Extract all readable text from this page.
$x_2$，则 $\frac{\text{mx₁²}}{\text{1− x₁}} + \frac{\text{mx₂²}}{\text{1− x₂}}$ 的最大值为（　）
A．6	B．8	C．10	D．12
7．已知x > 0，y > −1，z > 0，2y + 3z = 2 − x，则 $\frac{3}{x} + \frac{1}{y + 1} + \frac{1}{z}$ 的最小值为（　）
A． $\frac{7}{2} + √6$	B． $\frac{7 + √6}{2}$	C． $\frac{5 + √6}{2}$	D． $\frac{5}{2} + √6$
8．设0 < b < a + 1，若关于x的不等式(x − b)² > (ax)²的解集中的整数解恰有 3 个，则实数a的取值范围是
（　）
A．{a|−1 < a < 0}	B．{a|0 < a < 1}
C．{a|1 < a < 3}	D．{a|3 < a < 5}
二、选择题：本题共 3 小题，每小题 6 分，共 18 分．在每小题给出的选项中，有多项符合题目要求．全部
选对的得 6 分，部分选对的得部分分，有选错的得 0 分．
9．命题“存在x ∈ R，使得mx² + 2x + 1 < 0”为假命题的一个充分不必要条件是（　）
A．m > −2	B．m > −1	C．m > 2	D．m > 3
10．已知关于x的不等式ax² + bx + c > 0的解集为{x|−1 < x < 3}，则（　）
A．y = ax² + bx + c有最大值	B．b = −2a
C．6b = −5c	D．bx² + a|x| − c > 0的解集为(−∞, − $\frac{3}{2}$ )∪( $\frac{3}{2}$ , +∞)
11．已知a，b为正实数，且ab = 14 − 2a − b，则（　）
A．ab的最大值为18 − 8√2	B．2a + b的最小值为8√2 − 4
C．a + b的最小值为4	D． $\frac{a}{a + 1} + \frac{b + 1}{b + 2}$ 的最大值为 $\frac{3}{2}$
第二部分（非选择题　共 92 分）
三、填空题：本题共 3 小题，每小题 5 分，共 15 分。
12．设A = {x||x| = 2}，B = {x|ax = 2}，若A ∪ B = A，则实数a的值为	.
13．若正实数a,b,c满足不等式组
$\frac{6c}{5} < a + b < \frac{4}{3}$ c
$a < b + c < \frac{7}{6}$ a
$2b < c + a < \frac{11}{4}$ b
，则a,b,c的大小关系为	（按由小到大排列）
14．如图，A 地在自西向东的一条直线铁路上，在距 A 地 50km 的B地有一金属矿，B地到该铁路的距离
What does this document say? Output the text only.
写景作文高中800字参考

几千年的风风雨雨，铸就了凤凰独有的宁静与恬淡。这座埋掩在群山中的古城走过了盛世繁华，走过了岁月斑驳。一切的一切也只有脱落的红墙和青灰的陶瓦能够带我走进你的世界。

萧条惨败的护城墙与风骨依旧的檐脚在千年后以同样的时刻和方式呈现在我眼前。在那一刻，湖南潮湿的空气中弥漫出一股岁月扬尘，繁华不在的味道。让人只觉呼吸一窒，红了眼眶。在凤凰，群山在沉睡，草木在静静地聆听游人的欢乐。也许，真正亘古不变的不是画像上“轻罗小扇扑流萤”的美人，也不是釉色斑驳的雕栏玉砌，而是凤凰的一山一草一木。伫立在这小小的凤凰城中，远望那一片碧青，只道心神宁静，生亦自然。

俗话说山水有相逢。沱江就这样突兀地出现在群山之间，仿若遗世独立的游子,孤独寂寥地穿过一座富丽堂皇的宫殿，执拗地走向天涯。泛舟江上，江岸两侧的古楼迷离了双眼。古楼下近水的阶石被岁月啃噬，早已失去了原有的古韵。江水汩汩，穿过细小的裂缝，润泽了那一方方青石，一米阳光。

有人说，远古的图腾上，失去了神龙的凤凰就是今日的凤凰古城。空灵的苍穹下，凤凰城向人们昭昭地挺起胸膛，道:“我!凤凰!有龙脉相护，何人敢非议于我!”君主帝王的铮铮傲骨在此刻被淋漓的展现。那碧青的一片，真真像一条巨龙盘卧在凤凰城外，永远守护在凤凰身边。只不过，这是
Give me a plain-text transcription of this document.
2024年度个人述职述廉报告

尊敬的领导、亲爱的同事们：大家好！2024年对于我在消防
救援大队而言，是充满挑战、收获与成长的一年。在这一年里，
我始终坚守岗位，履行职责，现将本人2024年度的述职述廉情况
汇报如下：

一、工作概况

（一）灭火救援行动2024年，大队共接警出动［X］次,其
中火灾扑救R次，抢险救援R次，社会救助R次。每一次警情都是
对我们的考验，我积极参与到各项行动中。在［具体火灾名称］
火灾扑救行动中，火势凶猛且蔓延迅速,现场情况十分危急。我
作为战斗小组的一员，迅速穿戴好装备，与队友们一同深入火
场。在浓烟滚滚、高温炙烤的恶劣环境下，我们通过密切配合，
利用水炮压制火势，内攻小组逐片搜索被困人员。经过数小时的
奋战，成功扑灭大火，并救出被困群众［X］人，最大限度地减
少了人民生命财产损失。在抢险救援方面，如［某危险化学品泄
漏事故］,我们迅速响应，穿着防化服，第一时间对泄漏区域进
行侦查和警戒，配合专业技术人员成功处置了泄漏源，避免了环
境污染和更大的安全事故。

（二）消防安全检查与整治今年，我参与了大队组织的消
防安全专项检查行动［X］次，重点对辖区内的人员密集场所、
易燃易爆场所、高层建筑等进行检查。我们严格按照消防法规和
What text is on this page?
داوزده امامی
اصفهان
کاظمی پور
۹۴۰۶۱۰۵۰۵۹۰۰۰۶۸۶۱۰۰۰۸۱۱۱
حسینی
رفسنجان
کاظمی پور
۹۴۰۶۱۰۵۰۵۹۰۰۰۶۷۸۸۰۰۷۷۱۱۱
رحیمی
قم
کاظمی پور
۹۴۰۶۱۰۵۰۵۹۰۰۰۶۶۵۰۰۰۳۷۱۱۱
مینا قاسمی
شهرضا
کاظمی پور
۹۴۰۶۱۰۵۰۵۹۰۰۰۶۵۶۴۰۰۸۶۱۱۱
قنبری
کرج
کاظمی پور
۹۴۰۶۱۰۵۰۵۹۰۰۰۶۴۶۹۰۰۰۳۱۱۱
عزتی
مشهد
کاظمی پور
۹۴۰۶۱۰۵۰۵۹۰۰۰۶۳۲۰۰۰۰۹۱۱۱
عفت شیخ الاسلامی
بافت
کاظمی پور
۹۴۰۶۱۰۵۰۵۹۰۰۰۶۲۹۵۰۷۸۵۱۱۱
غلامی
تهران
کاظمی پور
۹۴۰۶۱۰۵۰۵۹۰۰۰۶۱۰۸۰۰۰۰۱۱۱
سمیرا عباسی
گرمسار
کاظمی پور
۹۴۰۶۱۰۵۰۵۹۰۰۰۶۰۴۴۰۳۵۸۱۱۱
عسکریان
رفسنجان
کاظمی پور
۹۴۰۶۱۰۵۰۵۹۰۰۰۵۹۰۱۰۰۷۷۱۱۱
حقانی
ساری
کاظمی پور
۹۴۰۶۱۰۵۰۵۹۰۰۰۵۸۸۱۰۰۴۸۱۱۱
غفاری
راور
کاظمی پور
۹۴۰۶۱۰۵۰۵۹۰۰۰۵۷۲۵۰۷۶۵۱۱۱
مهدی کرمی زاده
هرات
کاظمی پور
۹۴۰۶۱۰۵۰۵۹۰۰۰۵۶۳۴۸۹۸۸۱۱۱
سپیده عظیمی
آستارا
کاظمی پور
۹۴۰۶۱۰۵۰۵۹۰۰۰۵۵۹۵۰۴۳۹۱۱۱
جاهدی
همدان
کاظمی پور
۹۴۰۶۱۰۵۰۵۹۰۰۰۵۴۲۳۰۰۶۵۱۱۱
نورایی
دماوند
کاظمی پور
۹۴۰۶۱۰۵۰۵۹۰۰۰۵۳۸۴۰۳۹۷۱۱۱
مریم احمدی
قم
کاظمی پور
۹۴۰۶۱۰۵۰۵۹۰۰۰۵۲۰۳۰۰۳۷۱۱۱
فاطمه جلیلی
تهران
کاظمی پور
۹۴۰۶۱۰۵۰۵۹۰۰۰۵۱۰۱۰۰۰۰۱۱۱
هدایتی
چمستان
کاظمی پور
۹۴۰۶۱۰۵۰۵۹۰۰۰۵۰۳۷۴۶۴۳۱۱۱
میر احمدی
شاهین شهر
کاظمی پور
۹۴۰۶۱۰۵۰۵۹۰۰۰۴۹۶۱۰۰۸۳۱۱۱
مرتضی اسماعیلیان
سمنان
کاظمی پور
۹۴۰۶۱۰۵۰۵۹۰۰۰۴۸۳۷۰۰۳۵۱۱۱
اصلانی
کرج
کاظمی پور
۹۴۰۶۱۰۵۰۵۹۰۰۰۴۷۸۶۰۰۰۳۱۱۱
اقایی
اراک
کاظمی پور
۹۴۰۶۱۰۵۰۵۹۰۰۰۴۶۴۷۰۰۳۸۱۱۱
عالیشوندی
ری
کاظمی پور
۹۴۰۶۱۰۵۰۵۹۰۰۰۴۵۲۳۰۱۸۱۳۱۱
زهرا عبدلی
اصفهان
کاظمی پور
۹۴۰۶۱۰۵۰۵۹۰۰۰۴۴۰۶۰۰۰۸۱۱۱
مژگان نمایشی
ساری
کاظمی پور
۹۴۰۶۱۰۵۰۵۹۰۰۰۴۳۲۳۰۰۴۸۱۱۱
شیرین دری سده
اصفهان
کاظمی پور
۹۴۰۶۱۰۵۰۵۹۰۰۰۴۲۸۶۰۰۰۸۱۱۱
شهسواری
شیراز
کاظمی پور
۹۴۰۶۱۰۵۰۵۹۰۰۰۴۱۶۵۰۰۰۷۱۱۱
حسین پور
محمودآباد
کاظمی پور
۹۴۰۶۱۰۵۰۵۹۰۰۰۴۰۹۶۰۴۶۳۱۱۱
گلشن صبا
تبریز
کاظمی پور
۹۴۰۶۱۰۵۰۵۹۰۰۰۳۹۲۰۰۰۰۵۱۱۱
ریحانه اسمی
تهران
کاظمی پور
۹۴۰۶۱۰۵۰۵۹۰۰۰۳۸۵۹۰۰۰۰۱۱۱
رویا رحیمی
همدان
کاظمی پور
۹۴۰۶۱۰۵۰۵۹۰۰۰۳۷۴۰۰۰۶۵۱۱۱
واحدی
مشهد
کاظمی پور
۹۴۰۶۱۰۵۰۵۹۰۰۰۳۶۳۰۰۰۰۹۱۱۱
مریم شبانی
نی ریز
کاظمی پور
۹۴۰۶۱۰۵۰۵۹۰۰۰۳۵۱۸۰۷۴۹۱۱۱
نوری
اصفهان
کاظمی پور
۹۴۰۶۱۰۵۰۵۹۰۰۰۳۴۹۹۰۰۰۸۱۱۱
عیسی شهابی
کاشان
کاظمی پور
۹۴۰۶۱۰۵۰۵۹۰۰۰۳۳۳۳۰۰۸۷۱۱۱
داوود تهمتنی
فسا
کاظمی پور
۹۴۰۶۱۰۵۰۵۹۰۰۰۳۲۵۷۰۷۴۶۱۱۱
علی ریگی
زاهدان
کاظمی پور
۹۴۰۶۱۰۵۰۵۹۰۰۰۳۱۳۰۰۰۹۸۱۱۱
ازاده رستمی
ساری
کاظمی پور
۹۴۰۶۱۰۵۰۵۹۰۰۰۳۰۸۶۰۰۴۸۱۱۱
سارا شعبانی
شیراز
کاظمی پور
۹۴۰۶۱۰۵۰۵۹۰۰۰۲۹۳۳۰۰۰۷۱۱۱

☆ ☆ ☆ ☆ ☆ ☆ ☆

Find every line with the word "frac" and state how many there are, with no other words.

● RESPONSE TO THE EXERCISE
8